# Stated problem
Reproduce all entries word for word.

[Items from a data source]
_ _ _ _

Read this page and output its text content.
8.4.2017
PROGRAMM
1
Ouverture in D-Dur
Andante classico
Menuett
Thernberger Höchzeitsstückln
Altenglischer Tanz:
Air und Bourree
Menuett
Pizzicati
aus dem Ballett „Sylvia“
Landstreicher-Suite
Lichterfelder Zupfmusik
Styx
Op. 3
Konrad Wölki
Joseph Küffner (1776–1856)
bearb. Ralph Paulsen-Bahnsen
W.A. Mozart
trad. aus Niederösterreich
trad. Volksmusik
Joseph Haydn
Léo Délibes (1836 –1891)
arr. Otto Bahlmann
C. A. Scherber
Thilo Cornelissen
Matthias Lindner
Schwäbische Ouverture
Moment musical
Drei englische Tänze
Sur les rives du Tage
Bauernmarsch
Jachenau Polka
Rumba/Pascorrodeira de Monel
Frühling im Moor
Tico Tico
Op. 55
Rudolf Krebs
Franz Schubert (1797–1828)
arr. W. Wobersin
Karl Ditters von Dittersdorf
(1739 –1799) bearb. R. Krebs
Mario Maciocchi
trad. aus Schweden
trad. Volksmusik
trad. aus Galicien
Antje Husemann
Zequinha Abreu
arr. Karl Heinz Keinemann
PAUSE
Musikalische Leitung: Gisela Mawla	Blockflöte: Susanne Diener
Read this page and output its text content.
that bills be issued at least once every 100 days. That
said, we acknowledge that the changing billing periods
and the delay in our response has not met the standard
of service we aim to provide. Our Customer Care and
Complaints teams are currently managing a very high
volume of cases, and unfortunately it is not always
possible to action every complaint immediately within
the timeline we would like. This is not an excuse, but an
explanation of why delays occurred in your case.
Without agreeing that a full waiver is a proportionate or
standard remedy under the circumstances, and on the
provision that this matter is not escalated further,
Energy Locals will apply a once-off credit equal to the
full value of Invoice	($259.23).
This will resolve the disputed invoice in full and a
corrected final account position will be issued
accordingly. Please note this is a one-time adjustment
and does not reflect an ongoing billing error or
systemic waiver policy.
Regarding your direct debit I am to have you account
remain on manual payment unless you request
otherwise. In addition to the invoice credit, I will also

_ _ _ _

# Task solution
Read this page and output its text content.
8.4.2017
PROGRAMM
1
Ouverture in D-Dur
Andante classico
Menuett
Thernberger Höchzeitsstückln
Altenglischer Tanz:
Air und Bourree
Menuett
Pizzicati
aus dem Ballett „Sylvia“
Landstreicher-Suite
Lichterfelder Zupfmusik
Styx
Op. 3
Konrad Wölki
Joseph Küffner (1776–1856)
bearb. Ralph Paulsen-Bahnsen
W.A. Mozart
trad. aus Niederösterreich
trad. Volksmusik
Joseph Haydn
Léo Délibes (1836 –1891)
arr. Otto Bahlmann
C. A. Scherber
Thilo Cornelissen
Matthias Lindner
Schwäbische Ouverture
Moment musical
Drei englische Tänze
Sur les rives du Tage
Bauernmarsch
Jachenau Polka
Rumba/Pascorrodeira de Monel
Frühling im Moor
Tico Tico
Op. 55
Rudolf Krebs
Franz Schubert (1797–1828)
arr. W. Wobersin
Karl Ditters von Dittersdorf
(1739 –1799) bearb. R. Krebs
Mario Maciocchi
trad. aus Schweden
trad. Volksmusik
trad. aus Galicien
Antje Husemann
Zequinha Abreu
arr. Karl Heinz Keinemann
PAUSE
Musikalische Leitung: Gisela Mawla	Blockflöte: Susanne Diener
Read this page and output its text content.
that bills be issued at least once every 100 days. That
said, we acknowledge that the changing billing periods
and the delay in our response has not met the standard
of service we aim to provide. Our Customer Care and
Complaints teams are currently managing a very high
volume of cases, and unfortunately it is not always
possible to action every complaint immediately within
the timeline we would like. This is not an excuse, but an
explanation of why delays occurred in your case.
Without agreeing that a full waiver is a proportionate or
standard remedy under the circumstances, and on the
provision that this matter is not escalated further,
Energy Locals will apply a once-off credit equal to the
full value of Invoice	($259.23).
This will resolve the disputed invoice in full and a
corrected final account position will be issued
accordingly. Please note this is a one-time adjustment
and does not reflect an ongoing billing error or
systemic waiver policy.
Regarding your direct debit I am to have you account
remain on manual payment unless you request
otherwise. In addition to the invoice credit, I will also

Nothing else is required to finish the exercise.